_AIM:_ Go through the entries below and pick out every line with "annotation".
:::::
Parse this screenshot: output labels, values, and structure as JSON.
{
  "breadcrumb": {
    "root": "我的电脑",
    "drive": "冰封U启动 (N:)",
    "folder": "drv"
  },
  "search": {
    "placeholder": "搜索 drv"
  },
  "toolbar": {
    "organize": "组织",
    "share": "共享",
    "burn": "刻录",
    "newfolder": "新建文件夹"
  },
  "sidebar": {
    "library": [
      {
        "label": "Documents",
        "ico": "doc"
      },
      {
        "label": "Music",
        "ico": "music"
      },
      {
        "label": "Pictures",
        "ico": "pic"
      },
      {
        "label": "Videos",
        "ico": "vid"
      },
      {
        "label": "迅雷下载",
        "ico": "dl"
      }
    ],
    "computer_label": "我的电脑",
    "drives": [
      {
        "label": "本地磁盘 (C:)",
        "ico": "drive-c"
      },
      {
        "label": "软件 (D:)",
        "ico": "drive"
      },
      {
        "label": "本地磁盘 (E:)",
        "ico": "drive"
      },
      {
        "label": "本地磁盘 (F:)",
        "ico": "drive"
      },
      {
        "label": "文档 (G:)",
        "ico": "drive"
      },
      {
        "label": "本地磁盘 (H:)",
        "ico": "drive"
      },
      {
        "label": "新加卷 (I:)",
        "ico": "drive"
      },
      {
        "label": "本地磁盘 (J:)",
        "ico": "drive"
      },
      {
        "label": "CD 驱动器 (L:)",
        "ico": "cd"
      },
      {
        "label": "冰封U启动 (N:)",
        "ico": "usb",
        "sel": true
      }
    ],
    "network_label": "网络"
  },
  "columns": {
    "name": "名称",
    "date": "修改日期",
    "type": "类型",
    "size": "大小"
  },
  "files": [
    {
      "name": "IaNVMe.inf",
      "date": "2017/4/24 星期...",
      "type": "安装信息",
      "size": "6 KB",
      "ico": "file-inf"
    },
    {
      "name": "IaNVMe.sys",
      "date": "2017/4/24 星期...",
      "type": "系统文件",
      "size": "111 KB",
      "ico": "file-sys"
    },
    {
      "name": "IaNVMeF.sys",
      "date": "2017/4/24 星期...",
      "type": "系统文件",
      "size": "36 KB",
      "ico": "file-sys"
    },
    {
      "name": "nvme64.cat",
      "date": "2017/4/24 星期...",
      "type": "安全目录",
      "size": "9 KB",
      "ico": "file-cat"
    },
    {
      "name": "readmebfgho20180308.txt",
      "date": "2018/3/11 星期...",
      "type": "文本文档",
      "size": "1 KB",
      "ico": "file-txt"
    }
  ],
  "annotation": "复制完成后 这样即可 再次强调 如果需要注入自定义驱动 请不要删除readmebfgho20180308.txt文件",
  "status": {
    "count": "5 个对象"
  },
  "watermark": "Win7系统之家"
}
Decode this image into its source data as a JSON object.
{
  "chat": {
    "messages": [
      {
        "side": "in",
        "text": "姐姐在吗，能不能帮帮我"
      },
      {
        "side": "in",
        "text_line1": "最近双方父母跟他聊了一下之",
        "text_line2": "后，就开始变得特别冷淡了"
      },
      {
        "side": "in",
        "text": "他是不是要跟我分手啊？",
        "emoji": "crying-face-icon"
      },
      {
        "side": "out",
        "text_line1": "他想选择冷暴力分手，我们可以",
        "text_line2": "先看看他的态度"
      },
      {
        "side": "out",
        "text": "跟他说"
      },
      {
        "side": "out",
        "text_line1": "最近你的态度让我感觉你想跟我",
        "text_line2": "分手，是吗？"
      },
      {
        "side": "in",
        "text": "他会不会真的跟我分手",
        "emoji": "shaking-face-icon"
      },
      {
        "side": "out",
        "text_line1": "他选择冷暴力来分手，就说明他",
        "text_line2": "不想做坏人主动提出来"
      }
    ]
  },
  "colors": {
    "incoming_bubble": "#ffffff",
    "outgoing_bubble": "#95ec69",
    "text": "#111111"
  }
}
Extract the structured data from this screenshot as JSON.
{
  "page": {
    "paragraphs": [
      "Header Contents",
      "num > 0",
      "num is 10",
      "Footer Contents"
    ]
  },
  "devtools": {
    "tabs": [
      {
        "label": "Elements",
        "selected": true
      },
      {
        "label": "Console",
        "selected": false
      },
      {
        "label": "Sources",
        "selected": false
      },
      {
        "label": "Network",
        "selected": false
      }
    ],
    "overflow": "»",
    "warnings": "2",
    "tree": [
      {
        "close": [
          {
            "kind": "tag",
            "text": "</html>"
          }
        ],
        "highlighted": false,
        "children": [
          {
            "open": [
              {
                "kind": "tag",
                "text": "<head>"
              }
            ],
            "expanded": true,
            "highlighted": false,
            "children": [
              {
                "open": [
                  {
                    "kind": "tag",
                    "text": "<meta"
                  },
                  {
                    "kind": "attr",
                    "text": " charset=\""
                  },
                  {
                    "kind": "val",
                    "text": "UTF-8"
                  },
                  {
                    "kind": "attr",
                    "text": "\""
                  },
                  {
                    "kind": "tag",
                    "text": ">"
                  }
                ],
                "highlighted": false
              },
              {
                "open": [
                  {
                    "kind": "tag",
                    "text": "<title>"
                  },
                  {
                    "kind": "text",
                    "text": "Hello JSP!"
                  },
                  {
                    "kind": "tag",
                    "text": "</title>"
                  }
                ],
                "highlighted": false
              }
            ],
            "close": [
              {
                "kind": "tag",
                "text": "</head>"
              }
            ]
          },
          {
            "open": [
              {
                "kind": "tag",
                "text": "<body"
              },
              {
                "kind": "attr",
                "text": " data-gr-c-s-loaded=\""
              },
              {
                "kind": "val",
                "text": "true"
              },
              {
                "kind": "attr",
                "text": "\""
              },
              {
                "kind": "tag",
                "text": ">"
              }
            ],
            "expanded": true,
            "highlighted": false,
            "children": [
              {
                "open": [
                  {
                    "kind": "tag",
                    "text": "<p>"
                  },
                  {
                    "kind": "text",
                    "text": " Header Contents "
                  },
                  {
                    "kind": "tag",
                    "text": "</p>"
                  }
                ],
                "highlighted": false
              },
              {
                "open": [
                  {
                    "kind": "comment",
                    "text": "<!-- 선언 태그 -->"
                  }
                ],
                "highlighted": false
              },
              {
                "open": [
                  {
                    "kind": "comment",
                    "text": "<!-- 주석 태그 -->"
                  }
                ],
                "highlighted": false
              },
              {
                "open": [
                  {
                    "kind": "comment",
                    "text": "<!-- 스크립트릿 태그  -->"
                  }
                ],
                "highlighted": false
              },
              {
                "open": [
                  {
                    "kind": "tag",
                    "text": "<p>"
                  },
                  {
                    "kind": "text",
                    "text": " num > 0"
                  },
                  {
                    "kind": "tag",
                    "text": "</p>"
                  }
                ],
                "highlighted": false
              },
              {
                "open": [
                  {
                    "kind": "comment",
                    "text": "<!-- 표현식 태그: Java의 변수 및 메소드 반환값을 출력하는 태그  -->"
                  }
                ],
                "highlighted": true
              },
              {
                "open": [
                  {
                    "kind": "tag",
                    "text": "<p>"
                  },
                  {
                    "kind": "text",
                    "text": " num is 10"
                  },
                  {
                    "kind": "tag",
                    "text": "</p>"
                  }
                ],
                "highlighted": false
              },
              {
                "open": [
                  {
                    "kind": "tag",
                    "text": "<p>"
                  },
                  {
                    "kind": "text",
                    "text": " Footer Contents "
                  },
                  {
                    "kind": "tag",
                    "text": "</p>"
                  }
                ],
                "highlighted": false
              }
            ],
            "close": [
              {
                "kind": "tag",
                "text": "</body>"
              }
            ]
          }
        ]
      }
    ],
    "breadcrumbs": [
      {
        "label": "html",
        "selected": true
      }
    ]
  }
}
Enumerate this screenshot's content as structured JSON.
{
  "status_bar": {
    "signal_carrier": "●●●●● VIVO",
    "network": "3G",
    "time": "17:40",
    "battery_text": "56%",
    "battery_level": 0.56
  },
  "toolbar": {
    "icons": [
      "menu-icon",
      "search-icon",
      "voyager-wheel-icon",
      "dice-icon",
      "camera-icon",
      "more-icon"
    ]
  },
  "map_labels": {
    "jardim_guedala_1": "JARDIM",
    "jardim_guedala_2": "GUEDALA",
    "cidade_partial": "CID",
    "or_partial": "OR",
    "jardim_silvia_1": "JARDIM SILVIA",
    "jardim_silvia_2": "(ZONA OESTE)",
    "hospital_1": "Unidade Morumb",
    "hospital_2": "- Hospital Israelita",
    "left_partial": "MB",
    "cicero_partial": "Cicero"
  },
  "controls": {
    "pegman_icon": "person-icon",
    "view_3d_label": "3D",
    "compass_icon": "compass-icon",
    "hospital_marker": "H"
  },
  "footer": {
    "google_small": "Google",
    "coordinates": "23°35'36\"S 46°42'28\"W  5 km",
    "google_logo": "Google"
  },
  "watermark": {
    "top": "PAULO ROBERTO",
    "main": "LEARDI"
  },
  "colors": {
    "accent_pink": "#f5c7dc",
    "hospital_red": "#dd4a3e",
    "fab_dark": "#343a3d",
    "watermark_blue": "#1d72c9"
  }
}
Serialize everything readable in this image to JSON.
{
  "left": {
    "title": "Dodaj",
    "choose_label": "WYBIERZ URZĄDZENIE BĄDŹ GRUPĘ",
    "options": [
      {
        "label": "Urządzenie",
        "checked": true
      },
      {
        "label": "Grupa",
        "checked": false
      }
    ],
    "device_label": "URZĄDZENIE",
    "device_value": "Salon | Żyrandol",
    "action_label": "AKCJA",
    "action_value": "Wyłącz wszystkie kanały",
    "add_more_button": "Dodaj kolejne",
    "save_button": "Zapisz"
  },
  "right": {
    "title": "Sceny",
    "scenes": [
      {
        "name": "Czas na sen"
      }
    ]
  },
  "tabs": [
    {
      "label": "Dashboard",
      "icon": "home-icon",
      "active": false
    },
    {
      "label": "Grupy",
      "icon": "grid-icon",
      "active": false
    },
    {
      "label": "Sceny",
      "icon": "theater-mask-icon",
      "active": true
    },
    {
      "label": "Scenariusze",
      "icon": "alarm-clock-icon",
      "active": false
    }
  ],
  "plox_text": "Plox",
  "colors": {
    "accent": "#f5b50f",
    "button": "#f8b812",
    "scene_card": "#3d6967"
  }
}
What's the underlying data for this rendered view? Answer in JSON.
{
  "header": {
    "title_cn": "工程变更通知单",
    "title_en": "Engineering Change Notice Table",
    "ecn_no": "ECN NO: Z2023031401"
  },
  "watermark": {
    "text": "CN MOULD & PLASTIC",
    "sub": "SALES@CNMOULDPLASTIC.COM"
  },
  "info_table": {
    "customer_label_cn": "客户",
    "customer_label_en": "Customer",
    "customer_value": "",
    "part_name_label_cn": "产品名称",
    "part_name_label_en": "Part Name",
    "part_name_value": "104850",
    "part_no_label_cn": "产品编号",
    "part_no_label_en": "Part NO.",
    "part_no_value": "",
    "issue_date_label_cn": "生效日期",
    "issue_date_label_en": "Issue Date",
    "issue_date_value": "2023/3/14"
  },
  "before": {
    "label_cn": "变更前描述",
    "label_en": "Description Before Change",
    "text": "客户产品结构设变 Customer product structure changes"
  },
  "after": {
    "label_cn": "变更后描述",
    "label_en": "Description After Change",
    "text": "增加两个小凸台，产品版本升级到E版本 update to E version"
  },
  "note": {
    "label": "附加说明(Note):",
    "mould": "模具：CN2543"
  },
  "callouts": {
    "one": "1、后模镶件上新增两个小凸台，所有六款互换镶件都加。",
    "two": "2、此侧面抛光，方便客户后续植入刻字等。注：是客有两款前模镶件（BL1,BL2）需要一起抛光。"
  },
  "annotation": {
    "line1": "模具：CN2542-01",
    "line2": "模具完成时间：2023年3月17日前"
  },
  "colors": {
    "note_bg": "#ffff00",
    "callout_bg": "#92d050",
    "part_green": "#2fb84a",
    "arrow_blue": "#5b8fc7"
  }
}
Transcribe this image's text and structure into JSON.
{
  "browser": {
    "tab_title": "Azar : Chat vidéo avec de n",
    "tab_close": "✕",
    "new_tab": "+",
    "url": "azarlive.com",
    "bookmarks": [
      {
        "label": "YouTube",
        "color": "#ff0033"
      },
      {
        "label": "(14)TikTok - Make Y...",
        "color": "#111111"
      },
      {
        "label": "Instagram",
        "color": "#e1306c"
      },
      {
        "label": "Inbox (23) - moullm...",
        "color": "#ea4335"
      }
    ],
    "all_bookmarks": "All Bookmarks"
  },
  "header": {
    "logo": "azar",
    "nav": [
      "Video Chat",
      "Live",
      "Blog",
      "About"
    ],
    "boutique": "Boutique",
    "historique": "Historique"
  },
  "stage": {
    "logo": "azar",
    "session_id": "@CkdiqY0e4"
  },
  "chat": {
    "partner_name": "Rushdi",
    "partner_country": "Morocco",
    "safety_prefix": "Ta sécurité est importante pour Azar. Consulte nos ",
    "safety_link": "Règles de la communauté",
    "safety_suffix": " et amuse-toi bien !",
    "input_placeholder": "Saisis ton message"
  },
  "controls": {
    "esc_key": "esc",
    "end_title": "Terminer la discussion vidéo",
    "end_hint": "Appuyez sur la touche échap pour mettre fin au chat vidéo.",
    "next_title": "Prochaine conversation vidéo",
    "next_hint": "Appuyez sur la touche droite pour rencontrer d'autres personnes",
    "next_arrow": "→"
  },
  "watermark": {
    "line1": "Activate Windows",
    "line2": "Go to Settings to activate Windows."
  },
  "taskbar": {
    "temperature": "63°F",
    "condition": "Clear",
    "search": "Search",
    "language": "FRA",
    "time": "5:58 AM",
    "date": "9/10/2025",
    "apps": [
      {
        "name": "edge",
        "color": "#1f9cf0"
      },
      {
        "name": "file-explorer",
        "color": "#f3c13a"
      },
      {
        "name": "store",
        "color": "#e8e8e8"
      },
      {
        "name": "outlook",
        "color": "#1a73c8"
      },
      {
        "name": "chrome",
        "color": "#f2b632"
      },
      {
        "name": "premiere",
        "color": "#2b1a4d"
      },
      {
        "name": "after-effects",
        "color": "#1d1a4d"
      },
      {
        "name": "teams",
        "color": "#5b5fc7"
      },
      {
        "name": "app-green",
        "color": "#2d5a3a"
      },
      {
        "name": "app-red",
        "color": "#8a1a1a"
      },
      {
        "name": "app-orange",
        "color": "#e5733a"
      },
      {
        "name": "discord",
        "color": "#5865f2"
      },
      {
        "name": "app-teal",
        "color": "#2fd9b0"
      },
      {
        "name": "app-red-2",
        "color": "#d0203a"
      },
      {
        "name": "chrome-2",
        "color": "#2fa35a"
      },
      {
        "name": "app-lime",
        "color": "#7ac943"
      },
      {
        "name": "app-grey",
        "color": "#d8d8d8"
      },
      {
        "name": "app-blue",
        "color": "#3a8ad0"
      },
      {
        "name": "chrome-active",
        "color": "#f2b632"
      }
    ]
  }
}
:::::
_SOLUTION FOR THIS PROBLEM:_
  "annotation": "复制完成后 这样即可 再次强调 如果需要注入自定义驱动 请不要删除readmebfgho20180308.txt文件",
  "annotation": {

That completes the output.